### Extract to read
Parameter Type (R) Type (Python) Default Description
seasonality character - "none" Seasonality type: "none", "simple", "partial", "full"
obs integer - 10 Number of observations
nsim integer - 1 Number of series to simulate
frequency integer - 1 Seasonal frequency (must be > 1 for seasonal models)
a complex - NULL First complex smoothing parameter. CES is sensitive to these values
b complex/numeric - NULL Second complex smoothing parameter. Real for "partial", complex for "full". NULL for "none"/"simple"
initial complex matrix - NULL Initial states. For "simple"/"partial"/"full", first two columns contain non-seasonal components
randomizer character - "rnorm" Random number generator function name
probability numeric - 1 Occurrence probability (can be vector)
... - - - Additional parameters passed to randomizer

Output

Element Description
model CES model type
a Complex parameter a (vector if nsim > 1)
b Complex parameter b (NULL for "none"/"simple", vector if nsim > 1)

### Material supplied
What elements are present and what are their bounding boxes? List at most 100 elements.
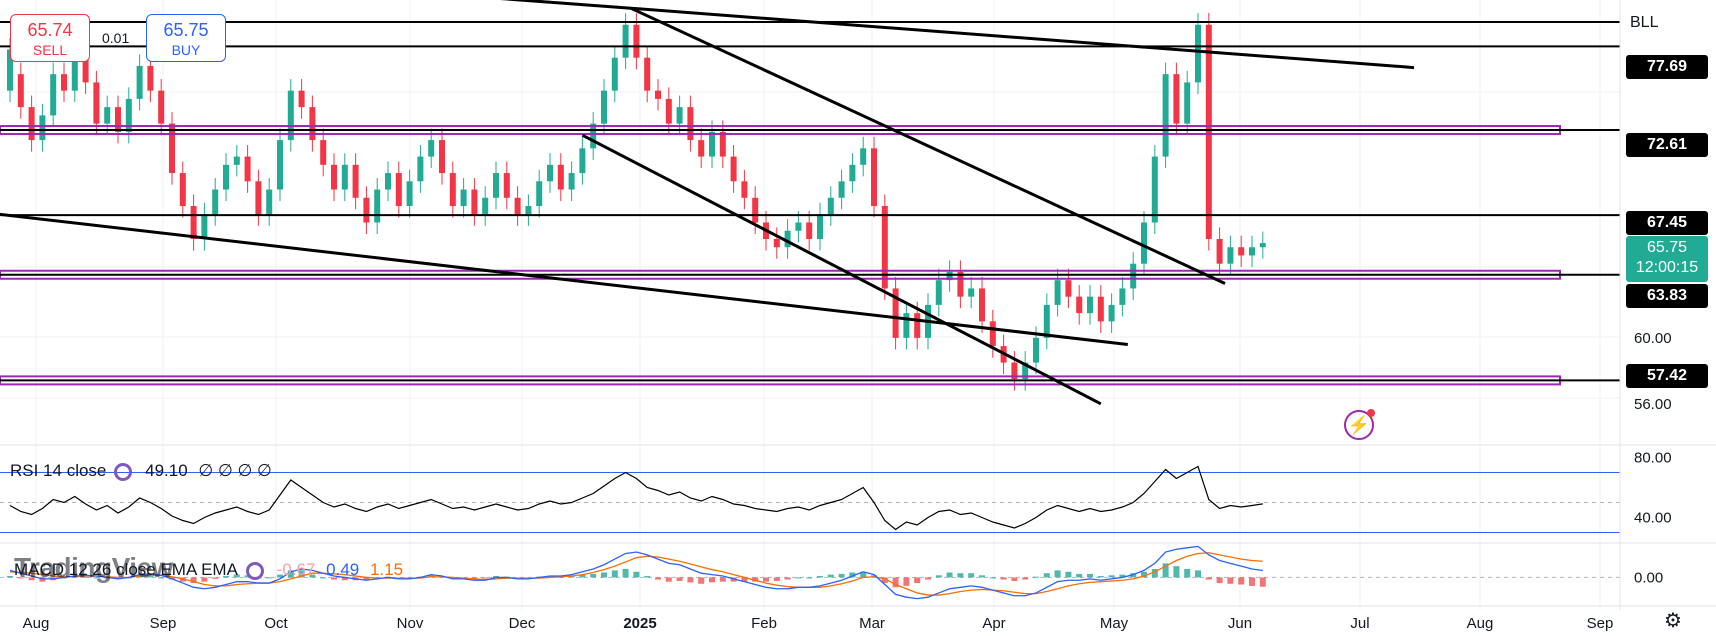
- tradingview-watermark: TradingView: [14, 552, 173, 583]
- rsi-extra: ∅ ∅ ∅ ∅: [198, 461, 272, 480]
- macd-histogram-bar: [331, 577, 337, 580]
- candle-body: [7, 49, 13, 91]
- candle-body: [773, 238, 780, 248]
- candle-body: [17, 74, 24, 108]
- candle-body: [147, 65, 154, 91]
- macd-histogram-bar: [795, 577, 802, 579]
- candle-body: [201, 214, 208, 239]
- candle-body: [1022, 362, 1029, 380]
- time-tick-label: Oct: [264, 615, 288, 632]
- candle-body: [1119, 288, 1126, 305]
- macd-histogram-bar: [860, 571, 867, 578]
- macd-histogram-bar: [1033, 576, 1039, 578]
- macd-histogram-bar: [763, 577, 769, 582]
- time-tick-label: Jun: [1228, 615, 1252, 632]
- macd-histogram-bar: [1141, 571, 1147, 578]
- candle-body: [860, 148, 867, 165]
- candle-body: [881, 206, 888, 289]
- candle-body: [503, 173, 510, 198]
- price-tag-level-1: 77.69: [1626, 55, 1708, 79]
- settings-icon[interactable]: [245, 561, 264, 580]
- candle-body: [169, 123, 175, 174]
- macd-histogram-bar: [1173, 566, 1180, 578]
- candle-body: [1087, 296, 1093, 314]
- sell-button[interactable]: 65.74 SELL: [10, 14, 90, 62]
- candle-body: [968, 288, 975, 297]
- candle-body: [331, 164, 337, 190]
- macd-histogram-bar: [1022, 577, 1029, 580]
- candle-body: [309, 107, 316, 141]
- candle-body: [741, 181, 748, 198]
- gridlines: [0, 0, 1620, 610]
- macd-histogram-bar: [1000, 577, 1007, 580]
- macd-histogram-bar: [687, 577, 694, 583]
- candle-body: [914, 313, 921, 338]
- candle-body: [179, 173, 186, 207]
- macd-histogram-bar: [115, 577, 121, 579]
- macd-value-3: 1.15: [369, 560, 404, 579]
- macd-histogram-bar: [277, 574, 283, 578]
- lightning-icon[interactable]: ⚡: [1344, 409, 1375, 440]
- candle-body: [752, 197, 759, 223]
- macd-histogram-bar: [1076, 573, 1083, 578]
- macd-histogram-bar: [1011, 577, 1018, 581]
- candle-body: [212, 189, 219, 215]
- rsi-legend[interactable]: RSI 14 close 49.10 ∅ ∅ ∅ ∅: [10, 461, 272, 481]
- bar-countdown: 12:00:15: [1635, 259, 1699, 276]
- macd-histogram-bar: [1249, 577, 1255, 586]
- price-tick-label: 60.00: [1634, 330, 1672, 347]
- notification-dot: [1367, 409, 1375, 417]
- candle-body: [428, 140, 435, 157]
- candle-body: [644, 57, 651, 91]
- symbol-label: BLL: [1630, 14, 1659, 31]
- macd-histogram-bar: [1054, 570, 1061, 578]
- candle-body: [838, 181, 845, 198]
- candle-body: [320, 140, 327, 165]
- trendline: [630, 6, 1226, 285]
- macd-histogram-bar: [1097, 576, 1104, 578]
- macd-histogram-bar: [925, 577, 931, 580]
- macd-histogram-bar: [892, 577, 899, 588]
- macd-histogram-bar: [320, 577, 327, 579]
- candle-body: [687, 107, 694, 141]
- macd-histogram-bar: [568, 576, 575, 578]
- candle-body: [1151, 156, 1158, 223]
- macd-histogram-bar: [7, 576, 13, 578]
- candle-body: [298, 90, 305, 108]
- macd-value-1: -0.67: [276, 560, 316, 579]
- macd-histogram-bar: [730, 577, 737, 582]
- candle-body: [104, 107, 111, 124]
- trendline: [0, 212, 1128, 346]
- price-tag-last: 65.75 12:00:15: [1626, 236, 1708, 282]
- rsi-title: RSI 14 close: [10, 461, 107, 480]
- candle-body: [417, 156, 424, 182]
- candle-body: [579, 148, 586, 174]
- candle-body: [730, 156, 737, 182]
- gear-icon[interactable]: ⚙: [1664, 610, 1682, 632]
- candle-body: [514, 197, 521, 215]
- macd-histogram-bar: [1043, 573, 1050, 578]
- macd-histogram-bar: [622, 568, 629, 578]
- macd-histogram-bar: [363, 577, 370, 581]
- price-tag-level-4: 63.83: [1626, 284, 1708, 308]
- macd-histogram-bar: [849, 572, 856, 578]
- candle-body: [1043, 304, 1050, 338]
- price-tag-level-5: 57.42: [1626, 364, 1708, 388]
- candle-body: [827, 197, 834, 215]
- candle-body: [439, 140, 445, 174]
- candle-body: [1249, 247, 1255, 256]
- macd-histogram-bar: [158, 577, 165, 579]
- settings-icon[interactable]: [114, 462, 133, 481]
- trendline: [581, 133, 1102, 406]
- macd-histogram-bar: [233, 574, 240, 578]
- candle-body: [39, 115, 46, 141]
- macd-histogram-bar: [201, 577, 208, 582]
- candle-body: [158, 90, 165, 124]
- candle-body: [341, 164, 348, 190]
- candle-body: [849, 164, 856, 182]
- macd-histogram-bar: [752, 577, 759, 582]
- macd-legend[interactable]: MACD 12 26 close EMA EMA -0.67 0.49 1.15: [14, 560, 403, 580]
- buy-button[interactable]: 65.75 BUY: [146, 14, 226, 62]
- candle-body: [82, 57, 89, 83]
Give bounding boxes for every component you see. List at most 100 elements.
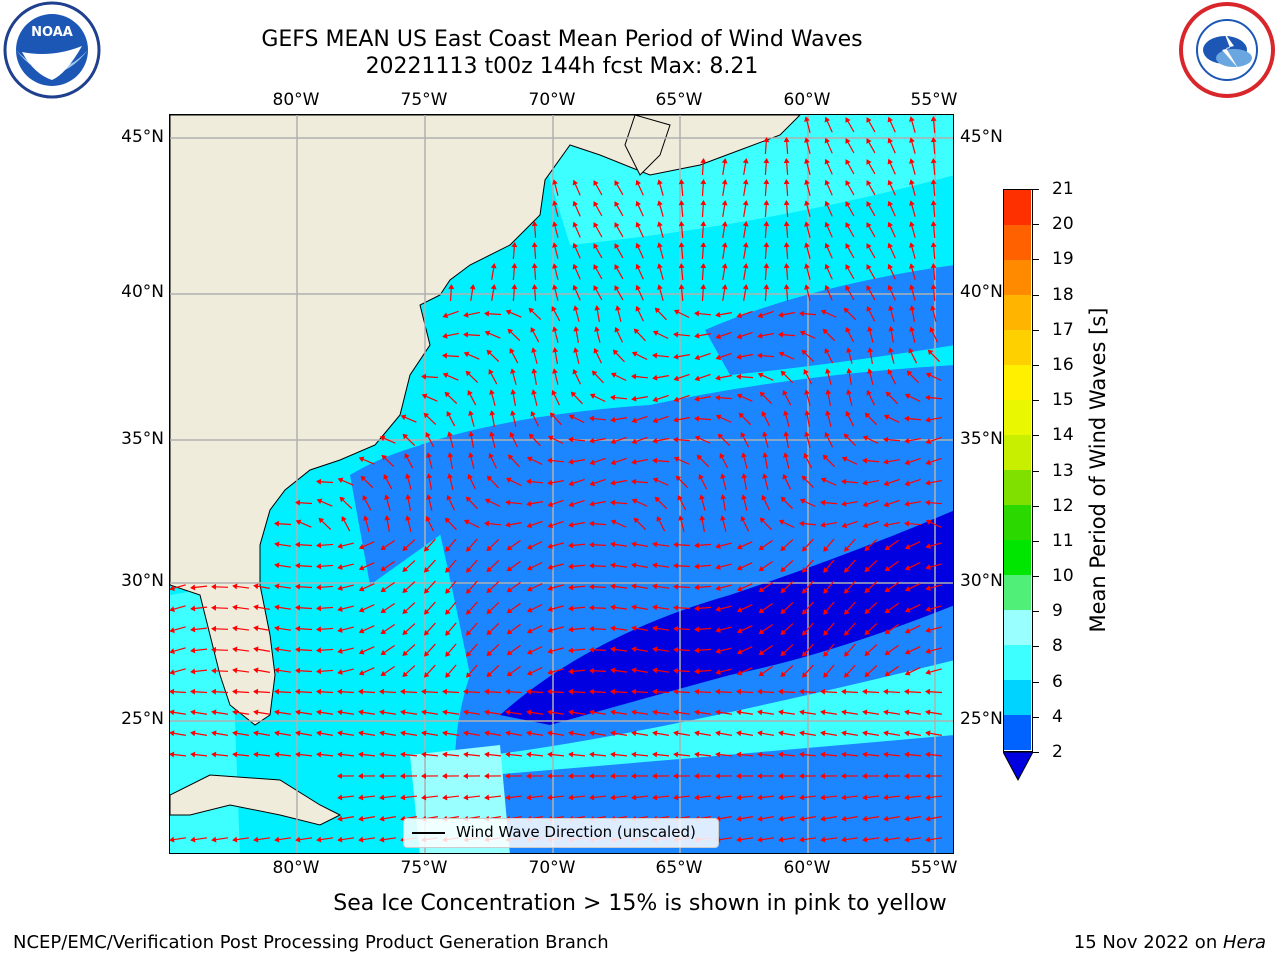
wind-arrow-head	[652, 625, 658, 632]
wind-arrow-head	[253, 730, 259, 737]
wind-arrow-head	[820, 309, 827, 316]
wind-arrow-head	[526, 456, 533, 462]
lon-label-top: 70°W	[528, 90, 576, 110]
wind-arrow-head	[400, 773, 405, 779]
colorbar-tick-label: 16	[1052, 354, 1074, 375]
wind-arrow-head	[802, 630, 808, 636]
wind-arrow-head	[572, 179, 579, 186]
wind-arrow-head	[694, 647, 700, 654]
wind-arrow-head	[400, 794, 406, 801]
wind-arrow-head	[358, 564, 365, 571]
wind-arrow-head	[864, 545, 871, 552]
wind-arrow-head	[757, 794, 763, 801]
wind-arrow-head	[274, 562, 280, 569]
wind-arrow-head	[170, 709, 175, 716]
wind-arrow-head	[589, 688, 595, 695]
wind-arrow-head	[316, 563, 322, 570]
wind-arrow-head	[295, 541, 301, 548]
wind-arrow-head	[742, 158, 749, 164]
colorbar-tick-mark	[1033, 576, 1039, 578]
lat-label-right: 35°N	[960, 429, 1003, 449]
wind-arrow-head	[736, 751, 742, 758]
wind-arrow-head	[783, 452, 789, 458]
wind-arrow-head	[358, 836, 364, 843]
colorbar-segment	[1004, 190, 1031, 225]
wind-arrow-head	[820, 521, 826, 528]
wind-arrow-head	[904, 709, 910, 716]
wind-arrow-head	[489, 431, 495, 437]
wind-arrow-head	[715, 669, 721, 675]
wind-arrow-head	[211, 625, 217, 632]
wind-arrow-head	[823, 630, 829, 636]
wind-arrow-head	[589, 773, 594, 779]
wind-arrow-head	[694, 542, 700, 549]
wind-arrow-head	[736, 353, 742, 360]
colorbar-tick-label: 18	[1052, 284, 1074, 305]
wind-arrow-head	[845, 285, 851, 291]
wind-arrow-head	[904, 607, 911, 613]
wind-arrow-head	[358, 648, 365, 655]
wind-arrow-head	[678, 221, 685, 227]
wind-arrow-head	[463, 351, 470, 358]
wind-arrow-head	[384, 515, 391, 521]
wind-arrow-head	[864, 608, 871, 615]
wind-arrow-head	[547, 773, 552, 779]
wind-arrow-head	[652, 396, 659, 403]
colorbar-tick-mark	[1033, 400, 1039, 402]
wind-arrow-head	[885, 391, 892, 398]
wind-arrow-head	[253, 625, 259, 632]
wind-arrow-head	[762, 452, 769, 458]
wind-arrow-head	[610, 562, 616, 569]
wind-arrow-head	[780, 629, 787, 636]
wind-arrow-head	[421, 373, 427, 380]
wind-arrow-head	[589, 794, 595, 801]
wind-arrow-head	[843, 433, 850, 440]
wind-arrow-head	[211, 751, 217, 758]
wind-arrow-head	[862, 751, 868, 758]
wind-arrow-head	[715, 794, 721, 801]
colorbar-tick-label: 11	[1052, 530, 1074, 551]
wind-arrow-head	[904, 437, 910, 444]
wind-arrow-head	[864, 650, 871, 657]
wind-wave-direction-arrows	[170, 116, 943, 843]
wind-arrow-head	[594, 305, 601, 311]
wind-arrow-head	[404, 453, 410, 459]
wind-arrow-head	[694, 751, 700, 758]
wind-arrow-head	[593, 243, 599, 249]
wind-arrow-head	[799, 688, 805, 695]
wind-arrow-head	[526, 586, 533, 592]
wind-arrow-head	[758, 628, 765, 635]
wind-arrow-head	[358, 794, 364, 801]
wind-arrow-head	[295, 499, 301, 506]
wind-arrow-head	[758, 670, 765, 677]
lon-label-top: 60°W	[783, 90, 831, 110]
wind-arrow-head	[316, 478, 322, 485]
wind-arrow-head	[442, 730, 448, 737]
wind-arrow-head	[758, 649, 765, 656]
wind-arrow-head	[715, 688, 721, 695]
wind-arrow-head	[572, 263, 579, 270]
wind-arrow-head	[925, 519, 932, 525]
wind-arrow-head	[274, 541, 280, 548]
colorbar-segment	[1004, 645, 1031, 680]
wind-arrow-head	[783, 410, 789, 416]
wind-arrow-head	[715, 585, 721, 591]
wind-arrow-head	[778, 311, 784, 318]
wind-arrow-head	[400, 414, 407, 421]
wind-arrow-head	[778, 519, 785, 525]
wind-arrow-head	[738, 412, 745, 419]
wind-arrow-head	[864, 671, 871, 678]
wind-arrow-head	[526, 607, 533, 613]
lon-label-bottom: 60°W	[783, 858, 831, 878]
wind-arrow-head	[699, 494, 705, 500]
wind-arrow-head	[841, 688, 847, 695]
wind-arrow-head	[883, 730, 889, 737]
wind-arrow-head	[253, 604, 259, 611]
wind-arrow-head	[652, 417, 659, 424]
wind-arrow-head	[358, 773, 363, 779]
wind-arrow-head	[930, 242, 937, 248]
wind-arrow-head	[631, 417, 638, 424]
wind-arrow-head	[824, 116, 831, 123]
wind-arrow-head	[362, 495, 368, 501]
wind-arrow-head	[780, 545, 787, 552]
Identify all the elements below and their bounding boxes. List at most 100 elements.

### Your goal
Copy the stretch of the CES simulation parameter table from "a complex - NULL" through "(can be vector)" word for word. Nothing in the records matters here.

### Correct response
a complex - NULL First complex smoothing parameter. CES is sensitive to these values
b complex/numeric - NULL Second complex smoothing parameter. Real for "partial", complex for "full". NULL for "none"/"simple"
initial complex matrix - NULL Initial states. For "simple"/"partial"/"full", first two columns contain non-seasonal components
randomizer character - "rnorm" Random number generator function name
probability numeric - 1 Occurrence probability (can be vector)